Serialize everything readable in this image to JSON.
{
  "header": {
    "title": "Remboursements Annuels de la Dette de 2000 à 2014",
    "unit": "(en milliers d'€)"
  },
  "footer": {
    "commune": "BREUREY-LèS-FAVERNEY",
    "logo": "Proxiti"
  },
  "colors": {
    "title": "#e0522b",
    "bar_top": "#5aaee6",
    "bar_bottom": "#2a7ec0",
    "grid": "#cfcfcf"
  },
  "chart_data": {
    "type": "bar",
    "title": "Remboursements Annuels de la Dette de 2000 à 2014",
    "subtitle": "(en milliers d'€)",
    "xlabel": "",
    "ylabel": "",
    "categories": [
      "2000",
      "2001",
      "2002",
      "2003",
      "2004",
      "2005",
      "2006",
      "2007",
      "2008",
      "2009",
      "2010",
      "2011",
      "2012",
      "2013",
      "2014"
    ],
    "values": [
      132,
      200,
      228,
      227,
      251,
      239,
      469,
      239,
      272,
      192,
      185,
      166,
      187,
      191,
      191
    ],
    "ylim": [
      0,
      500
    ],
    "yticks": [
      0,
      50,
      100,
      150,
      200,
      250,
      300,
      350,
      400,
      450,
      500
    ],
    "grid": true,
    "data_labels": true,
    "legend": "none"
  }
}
----
*What the task requires*: Each record above should be output again exactly.

*Final result*:
Serialize everything readable in this image to JSON.
{
  "header": {
    "title": "Remboursements Annuels de la Dette de 2000 à 2014",
    "unit": "(en milliers d'€)"
  },
  "footer": {
    "commune": "BREUREY-LèS-FAVERNEY",
    "logo": "Proxiti"
  },
  "colors": {
    "title": "#e0522b",
    "bar_top": "#5aaee6",
    "bar_bottom": "#2a7ec0",
    "grid": "#cfcfcf"
  },
  "chart_data": {
    "type": "bar",
    "title": "Remboursements Annuels de la Dette de 2000 à 2014",
    "subtitle": "(en milliers d'€)",
    "xlabel": "",
    "ylabel": "",
    "categories": [
      "2000",
      "2001",
      "2002",
      "2003",
      "2004",
      "2005",
      "2006",
      "2007",
      "2008",
      "2009",
      "2010",
      "2011",
      "2012",
      "2013",
      "2014"
    ],
    "values": [
      132,
      200,
      228,
      227,
      251,
      239,
      469,
      239,
      272,
      192,
      185,
      166,
      187,
      191,
      191
    ],
    "ylim": [
      0,
      500
    ],
    "yticks": [
      0,
      50,
      100,
      150,
      200,
      250,
      300,
      350,
      400,
      450,
      500
    ],
    "grid": true,
    "data_labels": true,
    "legend": "none"
  }
}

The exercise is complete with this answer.